• INPUT RECORDS
◇ ◇ ◇ ◇
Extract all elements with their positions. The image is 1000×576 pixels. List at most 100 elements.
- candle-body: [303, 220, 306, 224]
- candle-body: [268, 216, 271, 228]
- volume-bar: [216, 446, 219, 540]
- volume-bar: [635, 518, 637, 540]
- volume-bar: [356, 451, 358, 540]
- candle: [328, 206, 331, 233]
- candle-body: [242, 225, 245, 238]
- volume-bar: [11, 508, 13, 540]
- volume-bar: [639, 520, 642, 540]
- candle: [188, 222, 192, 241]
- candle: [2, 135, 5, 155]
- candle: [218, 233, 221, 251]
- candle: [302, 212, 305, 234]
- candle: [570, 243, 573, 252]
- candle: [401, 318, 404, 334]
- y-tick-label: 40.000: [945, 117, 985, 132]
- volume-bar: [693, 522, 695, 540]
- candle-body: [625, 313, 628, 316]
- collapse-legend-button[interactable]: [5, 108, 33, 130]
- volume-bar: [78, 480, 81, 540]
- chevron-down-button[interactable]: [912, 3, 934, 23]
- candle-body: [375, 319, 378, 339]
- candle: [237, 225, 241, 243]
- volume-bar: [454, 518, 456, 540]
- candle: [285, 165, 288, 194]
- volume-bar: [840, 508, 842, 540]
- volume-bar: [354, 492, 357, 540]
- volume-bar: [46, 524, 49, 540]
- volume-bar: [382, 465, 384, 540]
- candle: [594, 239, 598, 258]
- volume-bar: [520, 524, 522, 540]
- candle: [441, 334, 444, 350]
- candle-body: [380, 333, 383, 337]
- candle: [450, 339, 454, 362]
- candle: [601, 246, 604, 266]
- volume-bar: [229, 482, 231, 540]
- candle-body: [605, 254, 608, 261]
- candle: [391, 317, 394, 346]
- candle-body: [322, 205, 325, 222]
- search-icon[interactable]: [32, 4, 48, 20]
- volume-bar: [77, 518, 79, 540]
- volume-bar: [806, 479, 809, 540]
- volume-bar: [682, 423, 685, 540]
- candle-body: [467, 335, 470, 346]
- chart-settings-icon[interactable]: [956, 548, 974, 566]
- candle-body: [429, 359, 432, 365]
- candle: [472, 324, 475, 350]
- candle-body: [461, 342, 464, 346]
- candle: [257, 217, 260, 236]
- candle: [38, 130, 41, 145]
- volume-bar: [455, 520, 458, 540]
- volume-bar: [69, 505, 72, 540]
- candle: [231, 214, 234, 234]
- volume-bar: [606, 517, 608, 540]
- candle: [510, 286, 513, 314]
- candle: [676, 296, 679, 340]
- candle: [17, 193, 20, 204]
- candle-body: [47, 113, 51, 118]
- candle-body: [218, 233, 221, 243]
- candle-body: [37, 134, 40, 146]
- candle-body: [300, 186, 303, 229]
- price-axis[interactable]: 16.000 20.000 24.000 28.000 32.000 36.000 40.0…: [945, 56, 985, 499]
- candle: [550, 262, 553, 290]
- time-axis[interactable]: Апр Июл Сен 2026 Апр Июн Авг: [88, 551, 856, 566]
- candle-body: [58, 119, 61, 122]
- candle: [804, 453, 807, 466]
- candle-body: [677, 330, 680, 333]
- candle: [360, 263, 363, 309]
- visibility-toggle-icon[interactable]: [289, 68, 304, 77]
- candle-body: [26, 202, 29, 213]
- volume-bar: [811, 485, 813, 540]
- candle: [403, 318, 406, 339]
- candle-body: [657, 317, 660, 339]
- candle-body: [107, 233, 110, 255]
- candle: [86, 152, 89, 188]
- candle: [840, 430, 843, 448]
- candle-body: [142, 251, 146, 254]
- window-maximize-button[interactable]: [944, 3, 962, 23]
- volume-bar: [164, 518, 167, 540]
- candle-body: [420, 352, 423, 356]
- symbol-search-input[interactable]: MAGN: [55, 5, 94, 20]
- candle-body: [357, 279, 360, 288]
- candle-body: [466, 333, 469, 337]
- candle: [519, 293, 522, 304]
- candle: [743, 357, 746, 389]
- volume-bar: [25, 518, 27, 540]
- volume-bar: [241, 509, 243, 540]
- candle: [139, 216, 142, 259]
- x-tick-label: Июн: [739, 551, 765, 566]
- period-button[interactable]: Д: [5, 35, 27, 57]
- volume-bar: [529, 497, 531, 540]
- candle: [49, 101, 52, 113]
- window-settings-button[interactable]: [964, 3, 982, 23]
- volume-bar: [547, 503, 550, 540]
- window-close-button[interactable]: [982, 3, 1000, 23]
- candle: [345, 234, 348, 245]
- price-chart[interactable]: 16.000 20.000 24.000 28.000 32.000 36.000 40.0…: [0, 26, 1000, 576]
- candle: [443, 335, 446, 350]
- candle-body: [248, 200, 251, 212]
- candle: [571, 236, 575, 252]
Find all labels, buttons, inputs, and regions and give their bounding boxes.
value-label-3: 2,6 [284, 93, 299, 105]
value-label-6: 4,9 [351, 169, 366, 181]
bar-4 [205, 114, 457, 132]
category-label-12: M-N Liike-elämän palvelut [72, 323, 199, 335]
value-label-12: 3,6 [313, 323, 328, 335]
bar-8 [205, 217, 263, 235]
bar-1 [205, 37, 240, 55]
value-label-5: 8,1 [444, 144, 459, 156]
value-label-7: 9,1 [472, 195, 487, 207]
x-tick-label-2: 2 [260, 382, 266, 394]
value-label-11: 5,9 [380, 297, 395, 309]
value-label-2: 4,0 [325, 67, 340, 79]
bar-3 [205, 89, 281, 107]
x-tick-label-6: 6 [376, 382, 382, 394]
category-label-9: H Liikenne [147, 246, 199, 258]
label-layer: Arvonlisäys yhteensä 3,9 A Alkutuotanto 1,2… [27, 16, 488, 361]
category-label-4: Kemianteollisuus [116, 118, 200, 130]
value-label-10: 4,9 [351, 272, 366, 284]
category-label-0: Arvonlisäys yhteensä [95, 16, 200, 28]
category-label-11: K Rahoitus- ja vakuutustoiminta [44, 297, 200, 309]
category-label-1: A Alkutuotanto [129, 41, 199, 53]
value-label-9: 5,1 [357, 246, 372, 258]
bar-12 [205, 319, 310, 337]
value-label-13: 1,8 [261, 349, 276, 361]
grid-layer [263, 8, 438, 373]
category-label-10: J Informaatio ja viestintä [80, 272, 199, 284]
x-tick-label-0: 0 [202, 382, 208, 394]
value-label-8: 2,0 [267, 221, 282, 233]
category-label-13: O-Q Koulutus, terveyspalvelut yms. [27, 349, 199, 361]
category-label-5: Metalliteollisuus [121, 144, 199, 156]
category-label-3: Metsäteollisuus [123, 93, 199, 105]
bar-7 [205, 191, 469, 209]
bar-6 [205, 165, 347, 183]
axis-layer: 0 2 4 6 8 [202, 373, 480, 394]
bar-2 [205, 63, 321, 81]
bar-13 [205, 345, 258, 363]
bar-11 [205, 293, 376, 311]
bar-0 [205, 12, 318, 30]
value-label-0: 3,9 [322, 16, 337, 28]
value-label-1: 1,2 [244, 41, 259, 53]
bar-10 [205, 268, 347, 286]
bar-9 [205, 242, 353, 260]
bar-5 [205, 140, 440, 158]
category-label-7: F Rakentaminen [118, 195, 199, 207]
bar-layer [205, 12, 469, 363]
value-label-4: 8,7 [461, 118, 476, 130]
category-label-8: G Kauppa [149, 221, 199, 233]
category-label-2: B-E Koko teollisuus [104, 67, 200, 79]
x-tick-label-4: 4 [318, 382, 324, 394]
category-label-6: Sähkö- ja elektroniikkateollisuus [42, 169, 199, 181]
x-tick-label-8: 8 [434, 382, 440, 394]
◇ ◇ ◇ ◇
• WHAT TO DO
Turn all the lines above into a Markdown table with the columns Row and Line, where Row is a running count and Line is the line itself. Skip any blank lines.

• FULL RESPONSE
| Row | Line |
|---|---|
| 1 | Extract all elements with their positions. The image is 1000×576 pixels. List at most 100 elements. |
| 2 | - candle-body: [303, 220, 306, 224] |
| 3 | - candle-body: [268, 216, 271, 228] |
| 4 | - volume-bar: [216, 446, 219, 540] |
| 5 | - volume-bar: [635, 518, 637, 540] |
| 6 | - volume-bar: [356, 451, 358, 540] |
| 7 | - candle: [328, 206, 331, 233] |
| 8 | - candle-body: [242, 225, 245, 238] |
| 9 | - volume-bar: [11, 508, 13, 540] |
| 10 | - volume-bar: [639, 520, 642, 540] |
| 11 | - candle: [188, 222, 192, 241] |
| 12 | - candle: [2, 135, 5, 155] |
| 13 | - candle: [218, 233, 221, 251] |
| 14 | - candle: [302, 212, 305, 234] |
| 15 | - candle: [570, 243, 573, 252] |
| 16 | - candle: [401, 318, 404, 334] |
| 17 | - y-tick-label: 40.000: [945, 117, 985, 132] |
| 18 | - volume-bar: [693, 522, 695, 540] |
| 19 | - candle-body: [625, 313, 628, 316] |
| 20 | - collapse-legend-button[interactable]: [5, 108, 33, 130] |
| 21 | - volume-bar: [78, 480, 81, 540] |
| 22 | - chevron-down-button[interactable]: [912, 3, 934, 23] |
| 23 | - candle-body: [375, 319, 378, 339] |
| 24 | - candle: [237, 225, 241, 243] |
| 25 | - volume-bar: [454, 518, 456, 540] |
| 26 | - candle: [285, 165, 288, 194] |
| 27 | - volume-bar: [840, 508, 842, 540] |
| 28 | - volume-bar: [354, 492, 357, 540] |
| 29 | - volume-bar: [46, 524, 49, 540] |
| 30 | - volume-bar: [382, 465, 384, 540] |
| 31 | - candle: [594, 239, 598, 258] |
| 32 | - volume-bar: [520, 524, 522, 540] |
| 33 | - candle: [441, 334, 444, 350] |
| 34 | - candle-body: [380, 333, 383, 337] |
| 35 | - candle: [450, 339, 454, 362] |
| 36 | - candle: [601, 246, 604, 266] |
| 37 | - volume-bar: [229, 482, 231, 540] |
| 38 | - candle-body: [605, 254, 608, 261] |
| 39 | - candle: [391, 317, 394, 346] |
| 40 | - candle-body: [322, 205, 325, 222] |
| 41 | - search-icon[interactable]: [32, 4, 48, 20] |
| 42 | - volume-bar: [77, 518, 79, 540] |
| 43 | - volume-bar: [806, 479, 809, 540] |
| 44 | - volume-bar: [682, 423, 685, 540] |
| 45 | - candle-body: [467, 335, 470, 346] |
| 46 | - chart-settings-icon[interactable]: [956, 548, 974, 566] |
| 47 | - candle-body: [429, 359, 432, 365] |
| 48 | - candle: [472, 324, 475, 350] |
| 49 | - candle-body: [461, 342, 464, 346] |
| 50 | - candle: [257, 217, 260, 236] |
| 51 | - candle: [38, 130, 41, 145] |
| 52 | - volume-bar: [455, 520, 458, 540] |
| 53 | - volume-bar: [69, 505, 72, 540] |
| 54 | - candle: [231, 214, 234, 234] |
| 55 | - volume-bar: [606, 517, 608, 540] |
| 56 | - candle: [510, 286, 513, 314] |
| 57 | - candle: [676, 296, 679, 340] |
| 58 | - candle: [17, 193, 20, 204] |
| 59 | - candle-body: [47, 113, 51, 118] |
| 60 | - candle-body: [218, 233, 221, 243] |
| 61 | - candle-body: [37, 134, 40, 146] |
| 62 | - candle-body: [300, 186, 303, 229] |
| 63 | - price-axis[interactable]: 16.000 20.000 24.000 28.000 32.000 36.000 40.0…: [945, 56, 985, 499] |
| 64 | - candle: [550, 262, 553, 290] |
| 65 | - time-axis[interactable]: Апр Июл Сен 2026 Апр Июн Авг: [88, 551, 856, 566] |
| 66 | - candle-body: [58, 119, 61, 122] |
| 67 | - candle: [804, 453, 807, 466] |
| 68 | - candle-body: [677, 330, 680, 333] |
| 69 | - candle: [360, 263, 363, 309] |
| 70 | - visibility-toggle-icon[interactable]: [289, 68, 304, 77] |
| 71 | - candle-body: [26, 202, 29, 213] |
| 72 | - volume-bar: [811, 485, 813, 540] |
| 73 | - candle: [403, 318, 406, 339] |
| 74 | - candle-body: [657, 317, 660, 339] |
| 75 | - candle-body: [107, 233, 110, 255] |
| 76 | - candle: [86, 152, 89, 188] |
| 77 | - candle: [840, 430, 843, 448] |
| 78 | - candle-body: [142, 251, 146, 254] |
| 79 | - window-maximize-button[interactable]: [944, 3, 962, 23] |
| 80 | - volume-bar: [164, 518, 167, 540] |
| 81 | - candle-body: [420, 352, 423, 356] |
| 82 | - symbol-search-input[interactable]: MAGN: [55, 5, 94, 20] |
| 83 | - candle-body: [357, 279, 360, 288] |
| 84 | - candle-body: [466, 333, 469, 337] |
| 85 | - candle: [519, 293, 522, 304] |
| 86 | - candle: [743, 357, 746, 389] |
| 87 | - volume-bar: [25, 518, 27, 540] |
| 88 | - volume-bar: [241, 509, 243, 540] |
| 89 | - candle: [139, 216, 142, 259] |
| 90 | - x-tick-label: Июн: [739, 551, 765, 566] |
| 91 | - period-button[interactable]: Д: [5, 35, 27, 57] |
| 92 | - volume-bar: [529, 497, 531, 540] |
| 93 | - candle: [49, 101, 52, 113] |
| 94 | - window-settings-button[interactable]: [964, 3, 982, 23] |
| 95 | - volume-bar: [547, 503, 550, 540] |
| 96 | - window-close-button[interactable]: [982, 3, 1000, 23] |
| 97 | - candle: [345, 234, 348, 245] |
| 98 | - price-chart[interactable]: 16.000 20.000 24.000 28.000 32.000 36.000 40.0…: [0, 26, 1000, 576] |
| 99 | - candle: [443, 335, 446, 350] |
| 100 | - candle-body: [248, 200, 251, 212] |
| 101 | - candle: [571, 236, 575, 252] |
| 102 | Find all labels, buttons, inputs, and regions and give their bounding boxes. |
| 103 | value-label-3: 2,6 [284, 93, 299, 105] |
| 104 | value-label-6: 4,9 [351, 169, 366, 181] |
| 105 | bar-4 [205, 114, 457, 132] |
| 106 | category-label-12: M-N Liike-elämän palvelut [72, 323, 199, 335] |
| 107 | value-label-12: 3,6 [313, 323, 328, 335] |
| 108 | bar-8 [205, 217, 263, 235] |
| 109 | bar-1 [205, 37, 240, 55] |
| 110 | value-label-5: 8,1 [444, 144, 459, 156] |
| 111 | value-label-7: 9,1 [472, 195, 487, 207] |
| 112 | x-tick-label-2: 2 [260, 382, 266, 394] |
| 113 | value-label-11: 5,9 [380, 297, 395, 309] |
| 114 | value-label-2: 4,0 [325, 67, 340, 79] |
| 115 | bar-3 [205, 89, 281, 107] |
| 116 | x-tick-label-6: 6 [376, 382, 382, 394] |
| 117 | category-label-9: H Liikenne [147, 246, 199, 258] |
| 118 | label-layer: Arvonlisäys yhteensä 3,9 A Alkutuotanto 1,2… [27, 16, 488, 361] |
| 119 | category-label-4: Kemianteollisuus [116, 118, 200, 130] |
| 120 | value-label-10: 4,9 [351, 272, 366, 284] |
| 121 | category-label-0: Arvonlisäys yhteensä [95, 16, 200, 28] |
| 122 | category-label-11: K Rahoitus- ja vakuutustoiminta [44, 297, 200, 309] |
| 123 | category-label-1: A Alkutuotanto [129, 41, 199, 53] |
| 124 | value-label-9: 5,1 [357, 246, 372, 258] |
| 125 | bar-12 [205, 319, 310, 337] |
| 126 | value-label-13: 1,8 [261, 349, 276, 361] |
| 127 | grid-layer [263, 8, 438, 373] |
| 128 | category-label-10: J Informaatio ja viestintä [80, 272, 199, 284] |
| 129 | x-tick-label-0: 0 [202, 382, 208, 394] |
| 130 | value-label-8: 2,0 [267, 221, 282, 233] |
| 131 | category-label-13: O-Q Koulutus, terveyspalvelut yms. [27, 349, 199, 361] |
| 132 | category-label-5: Metalliteollisuus [121, 144, 199, 156] |
| 133 | category-label-3: Metsäteollisuus [123, 93, 199, 105] |
| 134 | bar-7 [205, 191, 469, 209] |
| 135 | bar-6 [205, 165, 347, 183] |
| 136 | axis-layer: 0 2 4 6 8 [202, 373, 480, 394] |
| 137 | bar-2 [205, 63, 321, 81] |
| 138 | bar-13 [205, 345, 258, 363] |
| 139 | bar-11 [205, 293, 376, 311] |
| 140 | bar-0 [205, 12, 318, 30] |
| 141 | value-label-0: 3,9 [322, 16, 337, 28] |
| 142 | value-label-1: 1,2 [244, 41, 259, 53] |
| 143 | bar-10 [205, 268, 347, 286] |
| 144 | bar-9 [205, 242, 353, 260] |
| 145 | bar-5 [205, 140, 440, 158] |
| 146 | category-label-7: F Rakentaminen [118, 195, 199, 207] |
| 147 | bar-layer [205, 12, 469, 363] |
| 148 | value-label-4: 8,7 [461, 118, 476, 130] |
| 149 | category-label-8: G Kauppa [149, 221, 199, 233] |
| 150 | category-label-2: B-E Koko teollisuus [104, 67, 200, 79] |
| 151 | x-tick-label-4: 4 [318, 382, 324, 394] |
| 152 | category-label-6: Sähkö- ja elektroniikkateollisuus [42, 169, 199, 181] |
| 153 | x-tick-label-8: 8 [434, 382, 440, 394] |